Aim of the exercise:
Pull out every line below containing the word "England".

Raw records:
+ + + + + + +

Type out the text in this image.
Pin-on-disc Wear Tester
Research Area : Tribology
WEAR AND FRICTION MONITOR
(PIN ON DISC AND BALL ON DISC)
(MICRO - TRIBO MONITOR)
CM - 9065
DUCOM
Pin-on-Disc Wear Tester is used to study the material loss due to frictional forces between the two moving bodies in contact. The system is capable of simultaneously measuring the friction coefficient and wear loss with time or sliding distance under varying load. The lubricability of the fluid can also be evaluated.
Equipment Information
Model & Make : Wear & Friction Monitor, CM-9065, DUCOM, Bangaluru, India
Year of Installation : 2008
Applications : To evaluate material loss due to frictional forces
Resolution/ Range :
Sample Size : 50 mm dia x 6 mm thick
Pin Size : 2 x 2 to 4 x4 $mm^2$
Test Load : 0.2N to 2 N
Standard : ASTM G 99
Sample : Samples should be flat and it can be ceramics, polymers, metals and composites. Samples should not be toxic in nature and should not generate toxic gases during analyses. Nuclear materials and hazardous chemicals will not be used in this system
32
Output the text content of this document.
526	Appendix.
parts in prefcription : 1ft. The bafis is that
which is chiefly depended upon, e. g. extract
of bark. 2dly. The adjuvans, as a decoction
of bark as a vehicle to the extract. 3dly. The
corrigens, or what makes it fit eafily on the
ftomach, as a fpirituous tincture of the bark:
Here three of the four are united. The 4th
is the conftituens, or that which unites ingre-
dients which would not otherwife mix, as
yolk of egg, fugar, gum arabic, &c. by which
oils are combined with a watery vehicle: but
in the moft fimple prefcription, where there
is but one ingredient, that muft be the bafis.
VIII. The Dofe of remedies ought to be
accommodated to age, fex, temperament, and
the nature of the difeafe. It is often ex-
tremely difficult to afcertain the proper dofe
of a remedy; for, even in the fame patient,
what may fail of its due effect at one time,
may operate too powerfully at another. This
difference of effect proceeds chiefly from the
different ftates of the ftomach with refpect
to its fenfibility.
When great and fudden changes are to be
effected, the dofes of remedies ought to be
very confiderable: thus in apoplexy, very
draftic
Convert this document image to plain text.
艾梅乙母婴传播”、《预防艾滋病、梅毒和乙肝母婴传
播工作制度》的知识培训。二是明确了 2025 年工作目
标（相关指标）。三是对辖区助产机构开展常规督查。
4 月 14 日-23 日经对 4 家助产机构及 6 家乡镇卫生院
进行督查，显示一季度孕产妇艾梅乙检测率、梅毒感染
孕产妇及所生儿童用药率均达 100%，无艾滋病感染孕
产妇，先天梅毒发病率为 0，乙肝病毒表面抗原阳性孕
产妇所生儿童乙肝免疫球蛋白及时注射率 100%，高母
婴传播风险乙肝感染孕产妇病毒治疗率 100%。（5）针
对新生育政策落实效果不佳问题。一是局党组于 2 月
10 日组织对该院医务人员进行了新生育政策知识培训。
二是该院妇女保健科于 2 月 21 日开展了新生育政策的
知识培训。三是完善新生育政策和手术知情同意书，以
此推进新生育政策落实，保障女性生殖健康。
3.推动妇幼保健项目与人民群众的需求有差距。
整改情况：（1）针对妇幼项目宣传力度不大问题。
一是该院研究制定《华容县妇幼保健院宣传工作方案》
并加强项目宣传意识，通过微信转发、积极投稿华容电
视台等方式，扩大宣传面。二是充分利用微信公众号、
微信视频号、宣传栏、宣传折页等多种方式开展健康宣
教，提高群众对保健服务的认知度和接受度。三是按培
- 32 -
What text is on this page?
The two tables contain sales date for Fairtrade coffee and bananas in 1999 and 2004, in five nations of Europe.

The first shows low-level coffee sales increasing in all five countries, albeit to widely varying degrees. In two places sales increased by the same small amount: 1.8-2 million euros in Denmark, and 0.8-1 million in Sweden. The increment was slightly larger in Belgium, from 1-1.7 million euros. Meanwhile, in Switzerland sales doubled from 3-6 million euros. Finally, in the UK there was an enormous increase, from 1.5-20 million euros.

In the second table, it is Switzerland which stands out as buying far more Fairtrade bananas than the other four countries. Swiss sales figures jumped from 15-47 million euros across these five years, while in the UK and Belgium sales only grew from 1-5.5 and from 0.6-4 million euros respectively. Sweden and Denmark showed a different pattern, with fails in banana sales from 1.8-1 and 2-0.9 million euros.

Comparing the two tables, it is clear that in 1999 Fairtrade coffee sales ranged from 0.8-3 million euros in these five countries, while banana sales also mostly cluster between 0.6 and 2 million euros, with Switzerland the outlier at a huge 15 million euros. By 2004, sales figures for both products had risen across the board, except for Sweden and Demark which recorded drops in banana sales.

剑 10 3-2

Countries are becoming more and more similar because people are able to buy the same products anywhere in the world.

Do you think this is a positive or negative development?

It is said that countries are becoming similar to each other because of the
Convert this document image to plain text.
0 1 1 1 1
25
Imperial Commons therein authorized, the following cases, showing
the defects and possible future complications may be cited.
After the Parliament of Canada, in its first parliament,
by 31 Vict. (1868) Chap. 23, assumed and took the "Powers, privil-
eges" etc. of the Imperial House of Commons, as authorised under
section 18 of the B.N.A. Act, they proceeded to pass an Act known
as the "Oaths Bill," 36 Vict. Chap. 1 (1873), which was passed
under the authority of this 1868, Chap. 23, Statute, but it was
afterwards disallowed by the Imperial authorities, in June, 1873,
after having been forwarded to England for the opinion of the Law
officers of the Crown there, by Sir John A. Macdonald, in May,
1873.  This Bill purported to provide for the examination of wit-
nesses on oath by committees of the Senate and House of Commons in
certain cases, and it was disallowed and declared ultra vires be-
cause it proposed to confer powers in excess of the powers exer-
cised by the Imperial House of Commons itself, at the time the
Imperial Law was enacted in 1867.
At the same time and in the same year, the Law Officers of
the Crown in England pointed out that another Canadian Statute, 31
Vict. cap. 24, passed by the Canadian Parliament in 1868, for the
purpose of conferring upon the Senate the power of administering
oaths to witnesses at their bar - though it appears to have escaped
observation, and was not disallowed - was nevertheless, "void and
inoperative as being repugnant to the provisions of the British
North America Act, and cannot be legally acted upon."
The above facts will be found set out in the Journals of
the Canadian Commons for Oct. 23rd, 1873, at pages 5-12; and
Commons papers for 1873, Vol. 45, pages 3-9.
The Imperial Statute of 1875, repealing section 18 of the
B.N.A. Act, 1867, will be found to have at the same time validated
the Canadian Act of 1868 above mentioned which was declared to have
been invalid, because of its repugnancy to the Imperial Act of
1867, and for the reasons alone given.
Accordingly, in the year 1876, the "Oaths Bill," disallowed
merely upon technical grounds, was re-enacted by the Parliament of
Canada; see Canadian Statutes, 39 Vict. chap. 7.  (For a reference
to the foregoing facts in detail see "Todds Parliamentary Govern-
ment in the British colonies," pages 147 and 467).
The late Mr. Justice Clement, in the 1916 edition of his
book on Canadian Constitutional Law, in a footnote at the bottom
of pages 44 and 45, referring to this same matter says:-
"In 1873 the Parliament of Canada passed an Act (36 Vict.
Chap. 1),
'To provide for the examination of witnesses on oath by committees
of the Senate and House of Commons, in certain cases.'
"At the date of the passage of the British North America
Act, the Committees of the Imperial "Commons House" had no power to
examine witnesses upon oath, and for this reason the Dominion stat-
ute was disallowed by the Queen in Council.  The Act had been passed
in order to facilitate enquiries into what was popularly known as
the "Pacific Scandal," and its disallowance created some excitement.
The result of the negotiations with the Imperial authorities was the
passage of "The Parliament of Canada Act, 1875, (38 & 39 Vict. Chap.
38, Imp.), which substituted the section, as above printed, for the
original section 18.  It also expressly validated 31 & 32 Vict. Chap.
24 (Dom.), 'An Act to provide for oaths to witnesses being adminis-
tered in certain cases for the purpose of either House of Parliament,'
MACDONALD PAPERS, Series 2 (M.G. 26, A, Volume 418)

+ + + + + + +

Task solution:
after having been forwarded to England for the opinion of the Law
the Crown in England pointed out that another Canadian Statute, 31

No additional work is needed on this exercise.